● WHAT THE EXERCISE ASKS: Determine the number of lines where "open" occurs and reply with that number by itself.

++++

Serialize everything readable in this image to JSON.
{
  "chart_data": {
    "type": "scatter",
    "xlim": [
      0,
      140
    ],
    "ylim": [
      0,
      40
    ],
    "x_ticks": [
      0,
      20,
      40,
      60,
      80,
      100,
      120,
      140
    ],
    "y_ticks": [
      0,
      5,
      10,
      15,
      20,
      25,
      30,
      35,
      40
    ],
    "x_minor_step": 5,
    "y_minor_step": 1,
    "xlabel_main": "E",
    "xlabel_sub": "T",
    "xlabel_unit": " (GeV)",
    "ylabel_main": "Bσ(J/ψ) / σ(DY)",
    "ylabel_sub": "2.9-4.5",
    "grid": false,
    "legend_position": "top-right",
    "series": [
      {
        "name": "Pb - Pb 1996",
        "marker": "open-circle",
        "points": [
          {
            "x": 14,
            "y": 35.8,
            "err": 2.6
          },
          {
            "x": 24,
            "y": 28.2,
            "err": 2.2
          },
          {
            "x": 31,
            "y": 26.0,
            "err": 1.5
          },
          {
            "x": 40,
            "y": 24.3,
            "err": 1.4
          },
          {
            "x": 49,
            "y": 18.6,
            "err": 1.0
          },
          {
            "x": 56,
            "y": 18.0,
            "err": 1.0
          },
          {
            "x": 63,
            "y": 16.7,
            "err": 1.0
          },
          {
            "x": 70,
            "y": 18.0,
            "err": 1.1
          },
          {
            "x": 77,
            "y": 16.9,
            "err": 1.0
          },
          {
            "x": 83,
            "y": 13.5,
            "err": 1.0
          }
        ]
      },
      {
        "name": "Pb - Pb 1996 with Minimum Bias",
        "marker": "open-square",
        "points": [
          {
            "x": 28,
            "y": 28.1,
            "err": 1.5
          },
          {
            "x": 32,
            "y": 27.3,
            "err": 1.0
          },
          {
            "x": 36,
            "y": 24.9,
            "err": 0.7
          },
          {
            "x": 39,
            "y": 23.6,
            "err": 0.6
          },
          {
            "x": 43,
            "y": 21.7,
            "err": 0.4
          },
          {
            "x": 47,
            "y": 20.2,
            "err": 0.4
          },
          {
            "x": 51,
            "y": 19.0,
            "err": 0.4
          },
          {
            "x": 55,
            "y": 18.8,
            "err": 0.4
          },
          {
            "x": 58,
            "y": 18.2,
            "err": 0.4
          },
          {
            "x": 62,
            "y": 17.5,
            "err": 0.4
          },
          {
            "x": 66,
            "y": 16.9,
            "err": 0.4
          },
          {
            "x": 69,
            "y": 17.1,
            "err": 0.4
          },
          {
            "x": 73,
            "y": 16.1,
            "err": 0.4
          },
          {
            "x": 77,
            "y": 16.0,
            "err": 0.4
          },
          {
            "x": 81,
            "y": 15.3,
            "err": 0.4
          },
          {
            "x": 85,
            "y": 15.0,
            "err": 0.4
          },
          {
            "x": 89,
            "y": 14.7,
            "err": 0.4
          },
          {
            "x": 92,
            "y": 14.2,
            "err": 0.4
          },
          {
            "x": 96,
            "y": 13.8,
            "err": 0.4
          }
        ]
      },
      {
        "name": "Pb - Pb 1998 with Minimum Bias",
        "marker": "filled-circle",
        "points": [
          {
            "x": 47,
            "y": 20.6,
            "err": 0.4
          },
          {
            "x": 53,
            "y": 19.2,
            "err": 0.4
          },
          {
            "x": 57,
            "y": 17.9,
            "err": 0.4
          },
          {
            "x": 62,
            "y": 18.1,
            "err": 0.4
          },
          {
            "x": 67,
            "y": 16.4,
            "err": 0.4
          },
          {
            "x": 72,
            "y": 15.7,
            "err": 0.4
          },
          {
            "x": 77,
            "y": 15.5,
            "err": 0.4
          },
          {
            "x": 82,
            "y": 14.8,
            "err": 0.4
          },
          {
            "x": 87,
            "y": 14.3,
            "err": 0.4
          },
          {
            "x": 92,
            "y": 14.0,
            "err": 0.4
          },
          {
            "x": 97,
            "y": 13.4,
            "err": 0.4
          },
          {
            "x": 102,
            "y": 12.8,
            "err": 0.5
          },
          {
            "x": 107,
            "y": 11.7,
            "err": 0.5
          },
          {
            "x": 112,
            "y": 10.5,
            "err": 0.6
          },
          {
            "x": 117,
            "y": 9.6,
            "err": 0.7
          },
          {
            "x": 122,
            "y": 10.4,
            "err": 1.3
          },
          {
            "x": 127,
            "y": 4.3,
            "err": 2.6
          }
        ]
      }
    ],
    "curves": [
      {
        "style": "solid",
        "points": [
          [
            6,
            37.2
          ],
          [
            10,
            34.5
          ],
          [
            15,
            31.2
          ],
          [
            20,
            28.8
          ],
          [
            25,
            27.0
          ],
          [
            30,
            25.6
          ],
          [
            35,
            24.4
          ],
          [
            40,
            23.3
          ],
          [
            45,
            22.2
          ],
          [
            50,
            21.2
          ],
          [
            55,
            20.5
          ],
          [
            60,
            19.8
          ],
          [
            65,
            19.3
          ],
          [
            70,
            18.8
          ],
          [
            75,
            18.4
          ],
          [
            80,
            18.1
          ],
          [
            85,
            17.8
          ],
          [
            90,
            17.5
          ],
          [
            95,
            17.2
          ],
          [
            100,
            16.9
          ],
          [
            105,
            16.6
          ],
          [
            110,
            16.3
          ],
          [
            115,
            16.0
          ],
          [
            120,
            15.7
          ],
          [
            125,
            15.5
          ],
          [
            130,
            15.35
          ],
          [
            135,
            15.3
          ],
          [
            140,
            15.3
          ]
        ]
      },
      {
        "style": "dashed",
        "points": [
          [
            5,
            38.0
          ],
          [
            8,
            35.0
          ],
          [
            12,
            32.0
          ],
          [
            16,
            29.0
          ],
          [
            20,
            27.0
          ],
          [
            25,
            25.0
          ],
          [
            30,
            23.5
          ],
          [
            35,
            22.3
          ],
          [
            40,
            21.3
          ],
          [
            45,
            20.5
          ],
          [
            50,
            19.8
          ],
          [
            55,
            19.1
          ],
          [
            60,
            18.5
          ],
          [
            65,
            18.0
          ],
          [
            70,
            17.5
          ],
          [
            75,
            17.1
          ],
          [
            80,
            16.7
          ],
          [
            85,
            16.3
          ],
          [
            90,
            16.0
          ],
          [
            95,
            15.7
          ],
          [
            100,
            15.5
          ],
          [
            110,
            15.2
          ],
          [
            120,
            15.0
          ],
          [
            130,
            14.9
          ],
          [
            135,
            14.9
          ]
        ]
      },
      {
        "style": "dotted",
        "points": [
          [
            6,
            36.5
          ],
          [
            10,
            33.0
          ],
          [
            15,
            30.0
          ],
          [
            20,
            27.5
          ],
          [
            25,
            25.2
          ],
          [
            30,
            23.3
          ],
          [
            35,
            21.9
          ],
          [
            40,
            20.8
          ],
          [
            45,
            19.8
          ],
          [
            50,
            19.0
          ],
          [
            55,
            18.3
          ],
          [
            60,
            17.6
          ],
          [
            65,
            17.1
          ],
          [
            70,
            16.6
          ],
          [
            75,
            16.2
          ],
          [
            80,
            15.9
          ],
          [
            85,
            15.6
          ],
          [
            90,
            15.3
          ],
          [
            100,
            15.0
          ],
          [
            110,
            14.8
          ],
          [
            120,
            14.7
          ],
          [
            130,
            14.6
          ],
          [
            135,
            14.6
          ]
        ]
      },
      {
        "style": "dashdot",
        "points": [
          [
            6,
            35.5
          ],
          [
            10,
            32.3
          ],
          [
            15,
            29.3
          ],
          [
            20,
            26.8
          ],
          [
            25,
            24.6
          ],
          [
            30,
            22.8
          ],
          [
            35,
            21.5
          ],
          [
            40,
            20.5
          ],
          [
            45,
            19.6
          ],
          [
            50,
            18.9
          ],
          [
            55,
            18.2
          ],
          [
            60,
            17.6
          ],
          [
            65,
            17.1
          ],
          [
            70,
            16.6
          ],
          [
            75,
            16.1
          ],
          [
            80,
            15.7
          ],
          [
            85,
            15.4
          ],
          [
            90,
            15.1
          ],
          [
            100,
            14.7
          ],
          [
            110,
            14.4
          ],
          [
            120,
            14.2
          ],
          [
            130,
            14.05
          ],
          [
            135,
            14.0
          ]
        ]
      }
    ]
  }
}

++++

● FINAL RESULT: 2